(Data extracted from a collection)
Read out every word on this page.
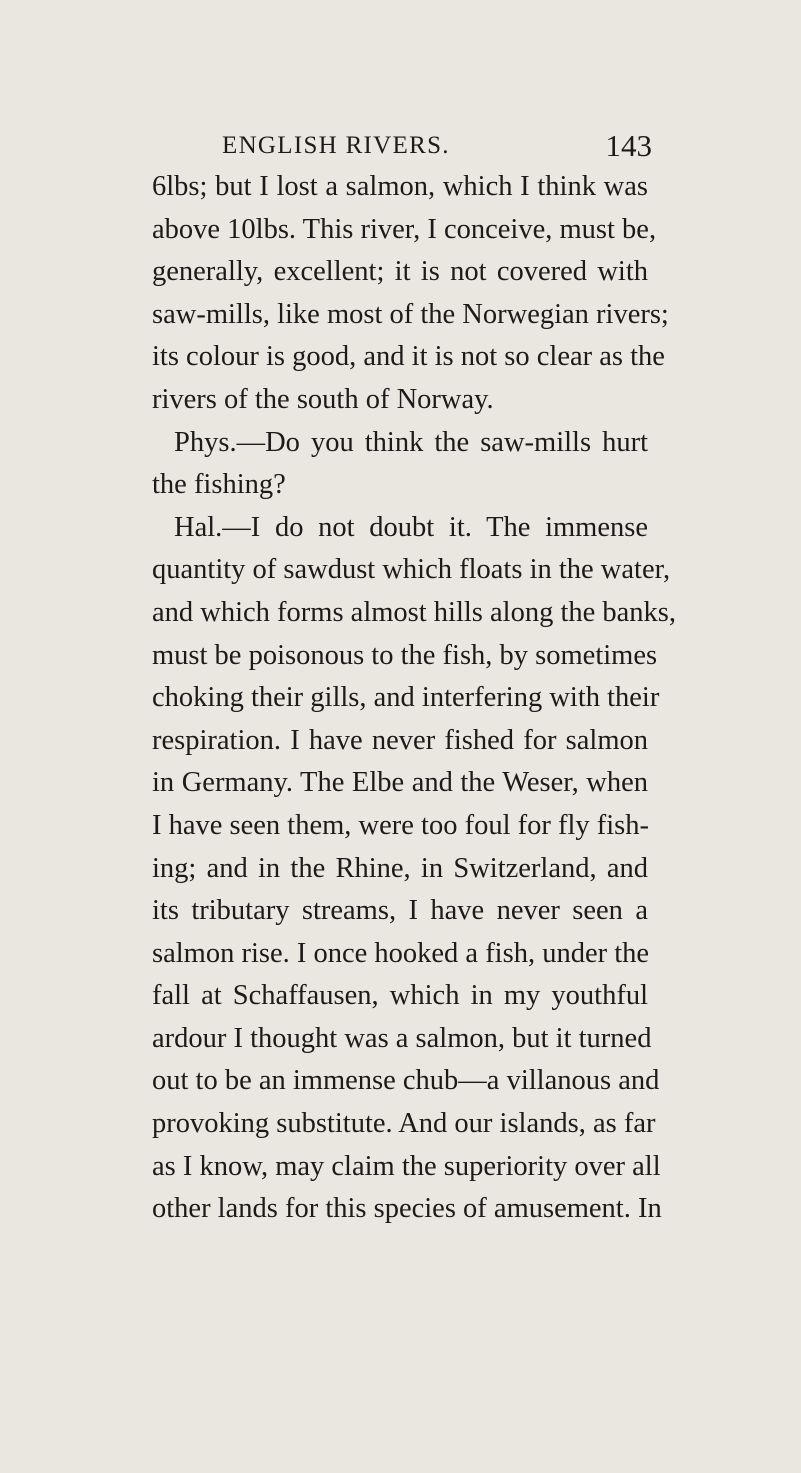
ENGLISH RIVERS.	143
6lbs; but I lost a salmon, which I think was
above 10lbs. This river, I conceive, must be,
generally, excellent; it is not covered with
saw-mills, like most of the Norwegian rivers;
its colour is good, and it is not so clear as the
rivers of the south of Norway.
Phys.—Do you think the saw-mills hurt
the fishing?
Hal.—I do not doubt it. The immense
quantity of sawdust which floats in the water,
and which forms almost hills along the banks,
must be poisonous to the fish, by sometimes
choking their gills, and interfering with their
respiration. I have never fished for salmon
in Germany. The Elbe and the Weser, when
I have seen them, were too foul for fly fish-
ing; and in the Rhine, in Switzerland, and
its tributary streams, I have never seen a
salmon rise. I once hooked a fish, under the
fall at Schaffausen, which in my youthful
ardour I thought was a salmon, but it turned
out to be an immense chub—a villanous and
provoking substitute. And our islands, as far
as I know, may claim the superiority over all
other lands for this species of amusement. In
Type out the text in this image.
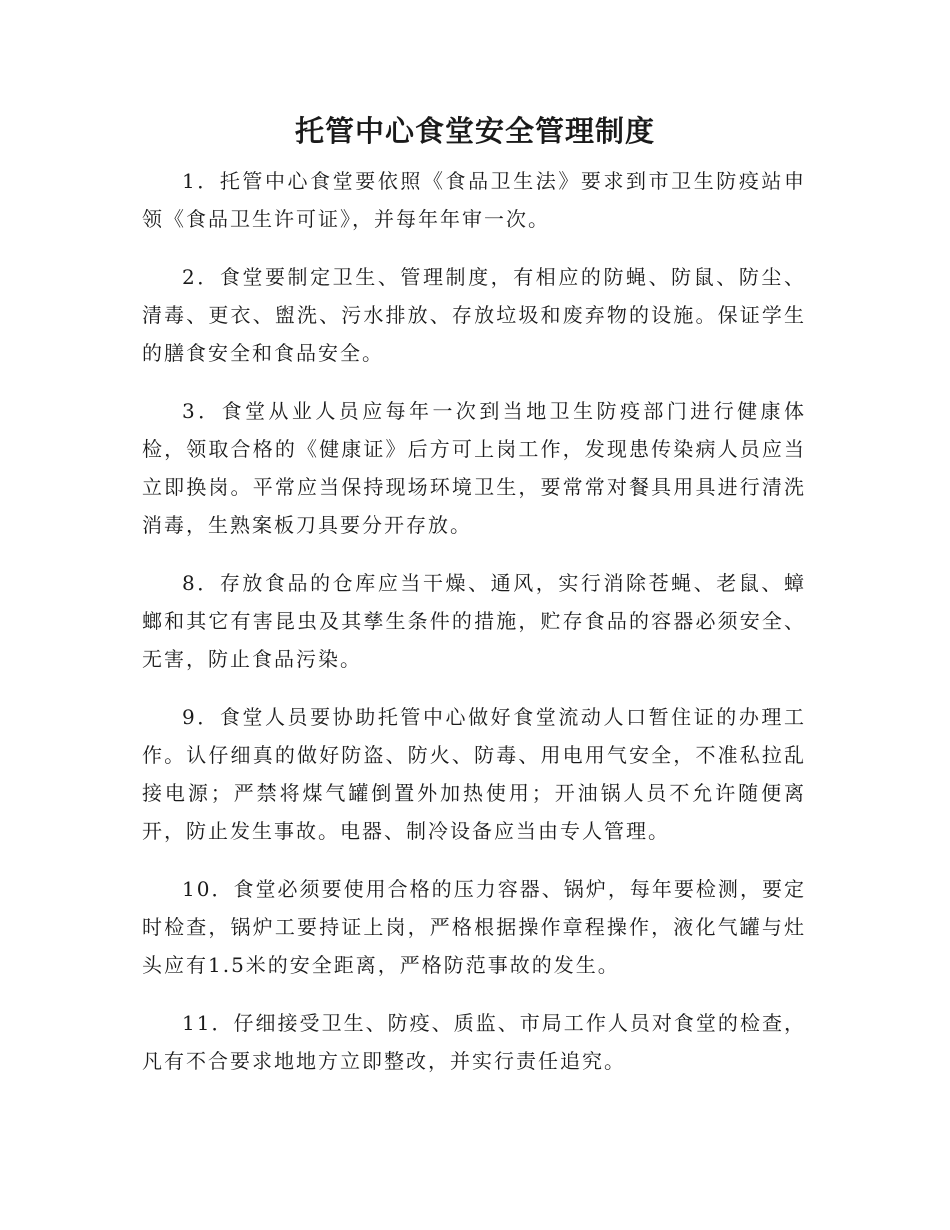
托管中心食堂安全管理制度

1．托管中心食堂要依照《食品卫生法》要求到市卫生防疫站申领《食品卫生许可证》，并每年年审一次。

2．食堂要制定卫生、管理制度，有相应的防蝇、防鼠、防尘、清毒、更衣、盥洗、污水排放、存放垃圾和废弃物的设施。保证学生的膳食安全和食品安全。

3．食堂从业人员应每年一次到当地卫生防疫部门进行健康体检，领取合格的《健康证》后方可上岗工作，发现患传染病人员应当立即换岗。平常应当保持现场环境卫生，要常常对餐具用具进行清洗消毒，生熟案板刀具要分开存放。

8．存放食品的仓库应当干燥、通风，实行消除苍蝇、老鼠、蟑螂和其它有害昆虫及其孳生条件的措施，贮存食品的容器必须安全、无害，防止食品污染。

9．食堂人员要协助托管中心做好食堂流动人口暂住证的办理工作。认仔细真的做好防盗、防火、防毒、用电用气安全，不准私拉乱接电源；严禁将煤气罐倒置外加热使用；开油锅人员不允许随便离开，防止发生事故。电器、制冷设备应当由专人管理。

10．食堂必须要使用合格的压力容器、锅炉，每年要检测，要定时检查，锅炉工要持证上岗，严格根据操作章程操作，液化气罐与灶头应有1.5米的安全距离，严格防范事故的发生。

11．仔细接受卫生、防疫、质监、市局工作人员对食堂的检查，凡有不合要求地地方立即整改，并实行责任追究。
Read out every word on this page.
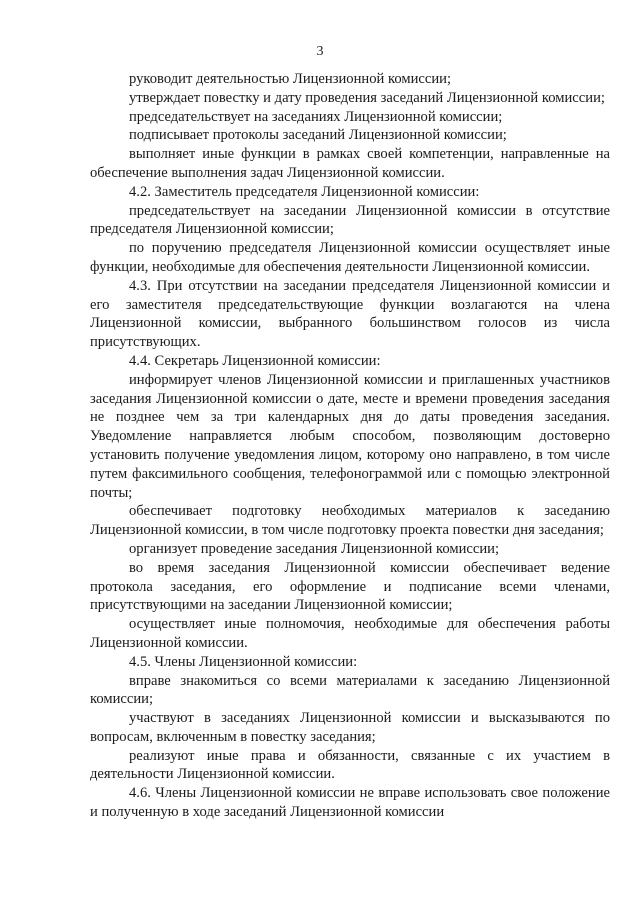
3

руководит деятельностью Лицензионной комиссии;

утверждает повестку и дату проведения заседаний Лицензионной комиссии;

председательствует на заседаниях Лицензионной комиссии;

подписывает протоколы заседаний Лицензионной комиссии;

выполняет иные функции в рамках своей компетенции, направленные на обеспечение выполнения задач Лицензионной комиссии.

4.2. Заместитель председателя Лицензионной комиссии:

председательствует на заседании Лицензионной комиссии в отсутствие председателя Лицензионной комиссии;

по поручению председателя Лицензионной комиссии осуществляет иные функции, необходимые для обеспечения деятельности Лицензионной комиссии.

4.3. При отсутствии на заседании председателя Лицензионной комиссии и его заместителя председательствующие функции возлагаются на члена Лицензионной комиссии, выбранного большинством голосов из числа присутствующих.

4.4. Секретарь Лицензионной комиссии:

информирует членов Лицензионной комиссии и приглашенных участников заседания Лицензионной комиссии о дате, месте и времени проведения заседания не позднее чем за три календарных дня до даты проведения заседания. Уведомление направляется любым способом, позволяющим достоверно установить получение уведомления лицом, которому оно направлено, в том числе путем факсимильного сообщения, телефонограммой или с помощью электронной почты;

обеспечивает подготовку необходимых материалов к заседанию Лицензионной комиссии, в том числе подготовку проекта повестки дня заседания;

организует проведение заседания Лицензионной комиссии;

во время заседания Лицензионной комиссии обеспечивает ведение протокола заседания, его оформление и подписание всеми членами, присутствующими на заседании Лицензионной комиссии;

осуществляет иные полномочия, необходимые для обеспечения работы Лицензионной комиссии.

4.5. Члены Лицензионной комиссии:

вправе знакомиться со всеми материалами к заседанию Лицензионной комиссии;

участвуют в заседаниях Лицензионной комиссии и высказываются по вопросам, включенным в повестку заседания;

реализуют иные права и обязанности, связанные с их участием в деятельности Лицензионной комиссии.

4.6. Члены Лицензионной комиссии не вправе использовать свое положение и полученную в ходе заседаний Лицензионной комиссии
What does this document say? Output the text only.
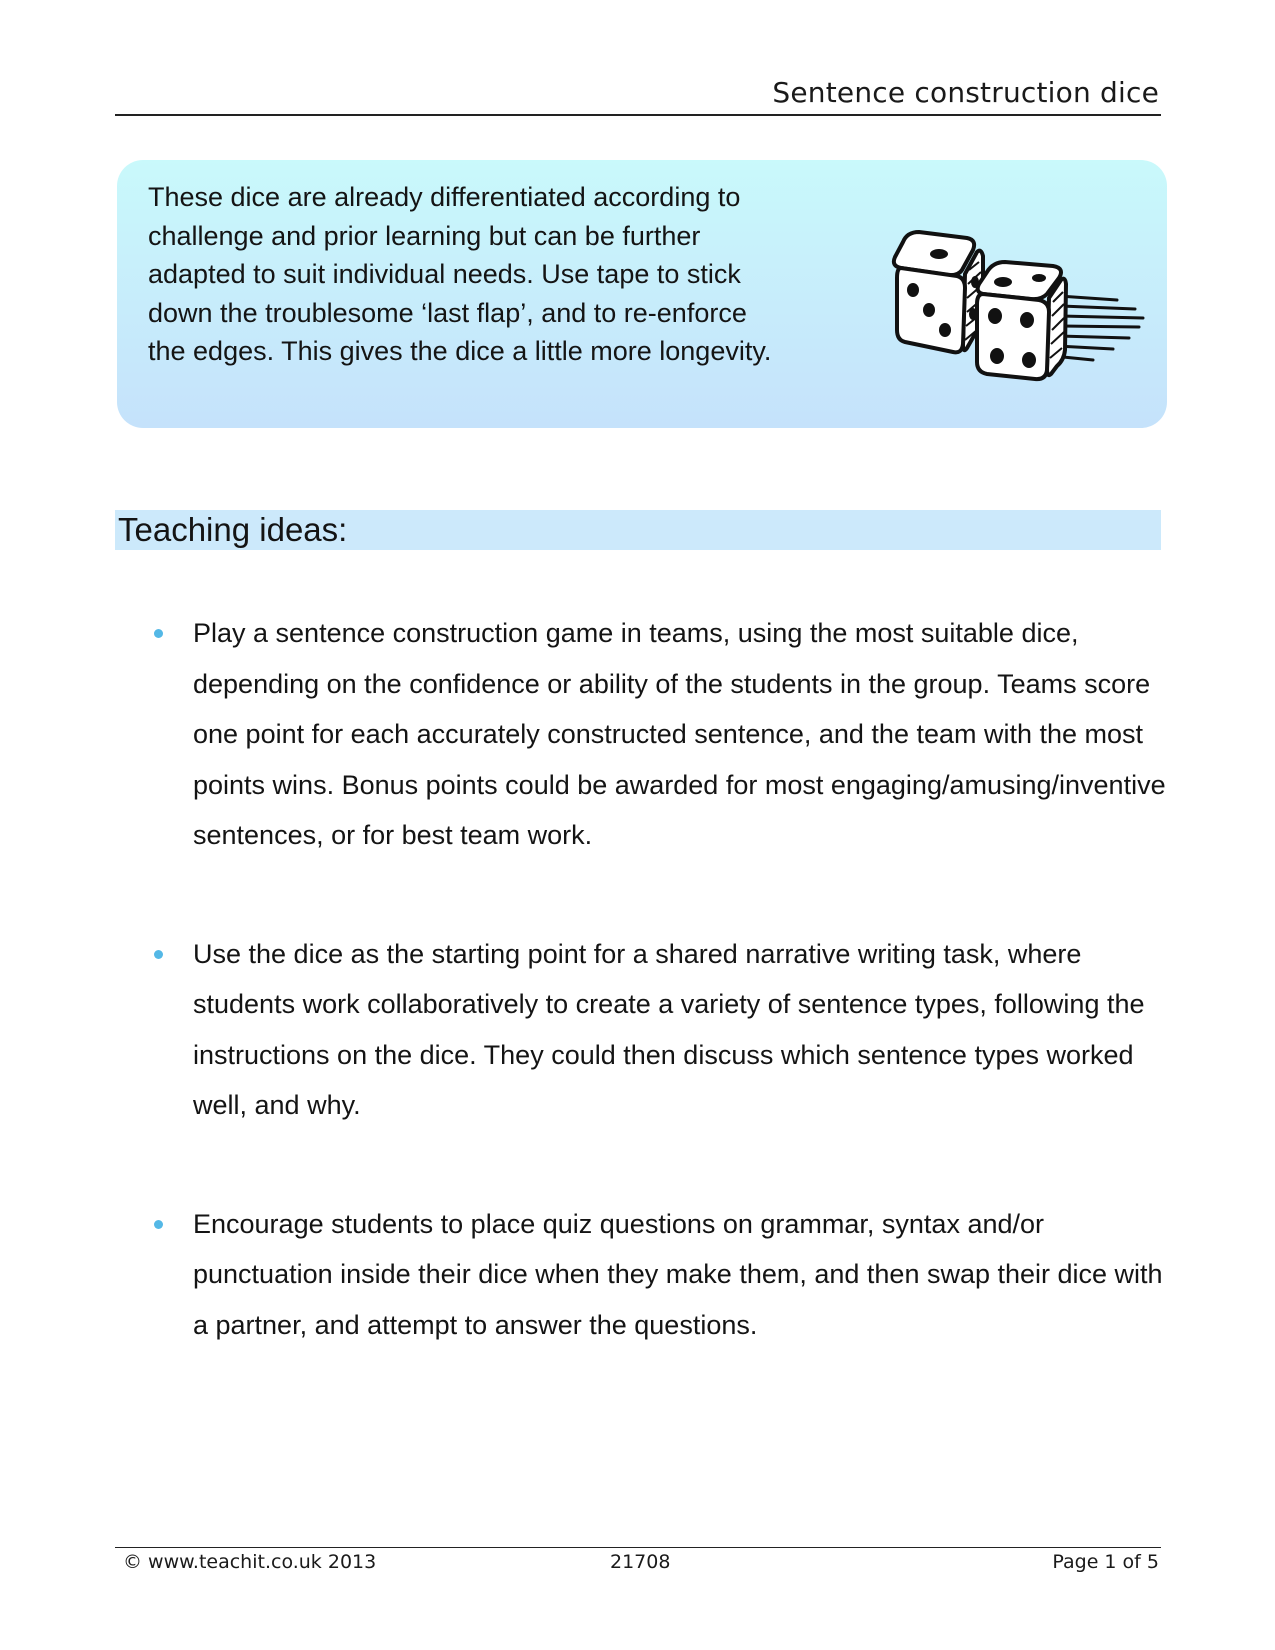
Sentence construction dice
These dice are already differentiated according to challenge and prior learning but can be further adapted to suit individual needs. Use tape to stick down the troublesome ‘last flap’, and to re-enforce the edges. This gives the dice a little more longevity.
Teaching ideas:
Play a sentence construction game in teams, using the most suitable dice, depending on the confidence or ability of the students in the group. Teams score one point for each accurately constructed sentence, and the team with the most points wins. Bonus points could be awarded for most engaging/amusing/inventive sentences, or for best team work.
Use the dice as the starting point for a shared narrative writing task, where students work collaboratively to create a variety of sentence types, following the instructions on the dice. They could then discuss which sentence types worked well, and why.
Encourage students to place quiz questions on grammar, syntax and/or punctuation inside their dice when they make them, and then swap their dice with a partner, and attempt to answer the questions.
© www.teachit.co.uk 2013	21708	Page 1 of 5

Aim of the task:
Except for the pictures, copy the material above exactly.

Written solution:
Read out every word on this page.
ENGLISH RIVERS.	143
6lbs; but I lost a salmon, which I think was
above 10lbs. This river, I conceive, must be,
generally, excellent; it is not covered with
saw-mills, like most of the Norwegian rivers;
its colour is good, and it is not so clear as the
rivers of the south of Norway.
Phys.—Do you think the saw-mills hurt
the fishing?
Hal.—I do not doubt it. The immense
quantity of sawdust which floats in the water,
and which forms almost hills along the banks,
must be poisonous to the fish, by sometimes
choking their gills, and interfering with their
respiration. I have never fished for salmon
in Germany. The Elbe and the Weser, when
I have seen them, were too foul for fly fish-
ing; and in the Rhine, in Switzerland, and
its tributary streams, I have never seen a
salmon rise. I once hooked a fish, under the
fall at Schaffausen, which in my youthful
ardour I thought was a salmon, but it turned
out to be an immense chub—a villanous and
provoking substitute. And our islands, as far
as I know, may claim the superiority over all
other lands for this species of amusement. In
Type out the text in this image.
托管中心食堂安全管理制度

1．托管中心食堂要依照《食品卫生法》要求到市卫生防疫站申领《食品卫生许可证》，并每年年审一次。

2．食堂要制定卫生、管理制度，有相应的防蝇、防鼠、防尘、清毒、更衣、盥洗、污水排放、存放垃圾和废弃物的设施。保证学生的膳食安全和食品安全。

3．食堂从业人员应每年一次到当地卫生防疫部门进行健康体检，领取合格的《健康证》后方可上岗工作，发现患传染病人员应当立即换岗。平常应当保持现场环境卫生，要常常对餐具用具进行清洗消毒，生熟案板刀具要分开存放。

8．存放食品的仓库应当干燥、通风，实行消除苍蝇、老鼠、蟑螂和其它有害昆虫及其孳生条件的措施，贮存食品的容器必须安全、无害，防止食品污染。

9．食堂人员要协助托管中心做好食堂流动人口暂住证的办理工作。认仔细真的做好防盗、防火、防毒、用电用气安全，不准私拉乱接电源；严禁将煤气罐倒置外加热使用；开油锅人员不允许随便离开，防止发生事故。电器、制冷设备应当由专人管理。

10．食堂必须要使用合格的压力容器、锅炉，每年要检测，要定时检查，锅炉工要持证上岗，严格根据操作章程操作，液化气罐与灶头应有1.5米的安全距离，严格防范事故的发生。

11．仔细接受卫生、防疫、质监、市局工作人员对食堂的检查，凡有不合要求地地方立即整改，并实行责任追究。
Read out every word on this page.
3

руководит деятельностью Лицензионной комиссии;

утверждает повестку и дату проведения заседаний Лицензионной комиссии;

председательствует на заседаниях Лицензионной комиссии;

подписывает протоколы заседаний Лицензионной комиссии;

выполняет иные функции в рамках своей компетенции, направленные на обеспечение выполнения задач Лицензионной комиссии.

4.2. Заместитель председателя Лицензионной комиссии:

председательствует на заседании Лицензионной комиссии в отсутствие председателя Лицензионной комиссии;

по поручению председателя Лицензионной комиссии осуществляет иные функции, необходимые для обеспечения деятельности Лицензионной комиссии.

4.3. При отсутствии на заседании председателя Лицензионной комиссии и его заместителя председательствующие функции возлагаются на члена Лицензионной комиссии, выбранного большинством голосов из числа присутствующих.

4.4. Секретарь Лицензионной комиссии:

информирует членов Лицензионной комиссии и приглашенных участников заседания Лицензионной комиссии о дате, месте и времени проведения заседания не позднее чем за три календарных дня до даты проведения заседания. Уведомление направляется любым способом, позволяющим достоверно установить получение уведомления лицом, которому оно направлено, в том числе путем факсимильного сообщения, телефонограммой или с помощью электронной почты;

обеспечивает подготовку необходимых материалов к заседанию Лицензионной комиссии, в том числе подготовку проекта повестки дня заседания;

организует проведение заседания Лицензионной комиссии;

во время заседания Лицензионной комиссии обеспечивает ведение протокола заседания, его оформление и подписание всеми членами, присутствующими на заседании Лицензионной комиссии;

осуществляет иные полномочия, необходимые для обеспечения работы Лицензионной комиссии.

4.5. Члены Лицензионной комиссии:

вправе знакомиться со всеми материалами к заседанию Лицензионной комиссии;

участвуют в заседаниях Лицензионной комиссии и высказываются по вопросам, включенным в повестку заседания;

реализуют иные права и обязанности, связанные с их участием в деятельности Лицензионной комиссии.

4.6. Члены Лицензионной комиссии не вправе использовать свое положение и полученную в ходе заседаний Лицензионной комиссии
What does this document say? Output the text only.
Sentence construction dice
These dice are already differentiated according to challenge and prior learning but can be further adapted to suit individual needs. Use tape to stick down the troublesome ‘last flap’, and to re-enforce the edges. This gives the dice a little more longevity.
Teaching ideas:
Play a sentence construction game in teams, using the most suitable dice, depending on the confidence or ability of the students in the group. Teams score one point for each accurately constructed sentence, and the team with the most points wins. Bonus points could be awarded for most engaging/amusing/inventive sentences, or for best team work.
Use the dice as the starting point for a shared narrative writing task, where students work collaboratively to create a variety of sentence types, following the instructions on the dice. They could then discuss which sentence types worked well, and why.
Encourage students to place quiz questions on grammar, syntax and/or punctuation inside their dice when they make them, and then swap their dice with a partner, and attempt to answer the questions.
© www.teachit.co.uk 2013	21708	Page 1 of 5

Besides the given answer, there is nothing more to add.